» Given request: In the listing below, locate the lines bearing the word "Rendimiento". Copy every one of them.

═══ Data provided

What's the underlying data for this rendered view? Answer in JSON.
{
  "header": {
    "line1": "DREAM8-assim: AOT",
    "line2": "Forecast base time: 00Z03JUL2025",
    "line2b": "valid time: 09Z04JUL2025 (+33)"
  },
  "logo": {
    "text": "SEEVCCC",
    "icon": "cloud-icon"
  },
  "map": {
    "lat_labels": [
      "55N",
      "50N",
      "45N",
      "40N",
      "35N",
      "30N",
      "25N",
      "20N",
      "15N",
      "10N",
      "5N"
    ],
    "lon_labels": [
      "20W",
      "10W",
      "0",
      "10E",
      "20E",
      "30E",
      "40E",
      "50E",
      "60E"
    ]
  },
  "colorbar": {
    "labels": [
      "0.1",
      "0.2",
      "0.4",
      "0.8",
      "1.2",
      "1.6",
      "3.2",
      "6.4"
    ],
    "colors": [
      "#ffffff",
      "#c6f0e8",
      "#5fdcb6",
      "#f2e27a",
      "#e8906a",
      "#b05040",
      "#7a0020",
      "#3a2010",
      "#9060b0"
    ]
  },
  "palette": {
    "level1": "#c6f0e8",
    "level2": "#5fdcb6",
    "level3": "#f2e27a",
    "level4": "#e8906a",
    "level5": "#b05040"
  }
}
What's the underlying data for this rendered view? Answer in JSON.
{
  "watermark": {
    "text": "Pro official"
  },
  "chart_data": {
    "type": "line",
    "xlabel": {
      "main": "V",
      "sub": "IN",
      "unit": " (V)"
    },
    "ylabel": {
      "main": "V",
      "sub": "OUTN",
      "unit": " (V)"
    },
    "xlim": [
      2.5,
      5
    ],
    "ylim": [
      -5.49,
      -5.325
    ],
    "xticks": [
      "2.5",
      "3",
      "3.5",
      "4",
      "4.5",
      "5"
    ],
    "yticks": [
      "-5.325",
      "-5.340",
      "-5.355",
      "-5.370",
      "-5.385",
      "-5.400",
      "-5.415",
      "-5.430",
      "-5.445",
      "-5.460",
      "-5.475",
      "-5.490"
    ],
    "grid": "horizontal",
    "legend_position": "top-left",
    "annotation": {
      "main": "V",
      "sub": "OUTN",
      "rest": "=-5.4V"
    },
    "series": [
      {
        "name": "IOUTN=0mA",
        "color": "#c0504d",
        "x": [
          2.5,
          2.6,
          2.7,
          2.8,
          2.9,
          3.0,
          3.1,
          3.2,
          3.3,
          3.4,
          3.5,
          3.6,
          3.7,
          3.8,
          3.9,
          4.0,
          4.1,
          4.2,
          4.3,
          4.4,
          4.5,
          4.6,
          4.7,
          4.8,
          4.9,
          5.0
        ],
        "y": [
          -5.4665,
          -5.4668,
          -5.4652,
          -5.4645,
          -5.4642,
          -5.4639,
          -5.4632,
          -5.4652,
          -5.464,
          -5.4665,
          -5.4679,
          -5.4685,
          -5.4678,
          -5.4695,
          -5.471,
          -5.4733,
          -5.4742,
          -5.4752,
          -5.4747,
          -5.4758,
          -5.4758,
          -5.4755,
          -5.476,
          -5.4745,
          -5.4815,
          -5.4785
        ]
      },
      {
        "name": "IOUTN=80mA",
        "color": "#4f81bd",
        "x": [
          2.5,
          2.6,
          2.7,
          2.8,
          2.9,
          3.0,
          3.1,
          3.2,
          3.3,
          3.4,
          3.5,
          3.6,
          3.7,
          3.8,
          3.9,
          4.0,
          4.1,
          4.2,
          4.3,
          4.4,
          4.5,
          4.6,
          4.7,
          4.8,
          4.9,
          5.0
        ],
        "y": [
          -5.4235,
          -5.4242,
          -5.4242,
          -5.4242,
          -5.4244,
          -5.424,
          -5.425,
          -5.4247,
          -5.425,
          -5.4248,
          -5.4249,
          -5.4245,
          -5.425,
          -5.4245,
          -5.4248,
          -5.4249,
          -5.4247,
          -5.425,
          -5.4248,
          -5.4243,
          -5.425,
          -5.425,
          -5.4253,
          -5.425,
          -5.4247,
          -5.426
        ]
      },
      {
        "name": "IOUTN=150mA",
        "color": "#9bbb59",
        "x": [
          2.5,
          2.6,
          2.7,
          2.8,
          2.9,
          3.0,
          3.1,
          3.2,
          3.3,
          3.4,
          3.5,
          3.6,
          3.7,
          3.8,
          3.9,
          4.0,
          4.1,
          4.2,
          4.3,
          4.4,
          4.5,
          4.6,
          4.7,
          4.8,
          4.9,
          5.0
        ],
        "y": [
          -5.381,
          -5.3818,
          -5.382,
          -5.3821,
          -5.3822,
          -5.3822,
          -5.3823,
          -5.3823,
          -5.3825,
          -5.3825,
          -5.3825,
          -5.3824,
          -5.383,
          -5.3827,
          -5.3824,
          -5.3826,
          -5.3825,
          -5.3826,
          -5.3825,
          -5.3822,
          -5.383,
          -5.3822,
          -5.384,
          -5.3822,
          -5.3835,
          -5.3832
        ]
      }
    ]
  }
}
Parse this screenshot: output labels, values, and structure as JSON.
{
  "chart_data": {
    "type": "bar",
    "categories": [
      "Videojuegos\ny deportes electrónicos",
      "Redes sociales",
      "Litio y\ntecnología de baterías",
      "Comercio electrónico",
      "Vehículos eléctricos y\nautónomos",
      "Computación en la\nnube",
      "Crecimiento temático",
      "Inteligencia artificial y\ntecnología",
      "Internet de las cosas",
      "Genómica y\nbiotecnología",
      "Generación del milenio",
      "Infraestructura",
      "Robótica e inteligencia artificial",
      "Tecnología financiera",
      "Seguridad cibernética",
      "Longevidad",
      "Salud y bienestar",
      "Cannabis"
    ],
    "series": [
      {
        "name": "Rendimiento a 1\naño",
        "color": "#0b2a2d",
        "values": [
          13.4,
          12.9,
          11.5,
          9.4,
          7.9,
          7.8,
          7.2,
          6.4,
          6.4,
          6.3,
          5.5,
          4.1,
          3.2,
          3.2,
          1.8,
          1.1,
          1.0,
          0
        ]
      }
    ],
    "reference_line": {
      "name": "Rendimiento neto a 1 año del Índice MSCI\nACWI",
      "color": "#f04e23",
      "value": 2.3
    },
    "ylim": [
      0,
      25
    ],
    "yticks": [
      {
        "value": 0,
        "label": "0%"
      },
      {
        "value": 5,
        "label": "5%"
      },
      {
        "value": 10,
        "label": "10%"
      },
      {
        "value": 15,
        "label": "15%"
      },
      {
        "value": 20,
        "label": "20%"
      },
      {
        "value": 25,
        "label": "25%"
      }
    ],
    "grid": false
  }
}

══════

» Answer to the exercise:
        "name": "Rendimiento a 1\naño",
      "name": "Rendimiento neto a 1 año del Índice MSCI\nACWI",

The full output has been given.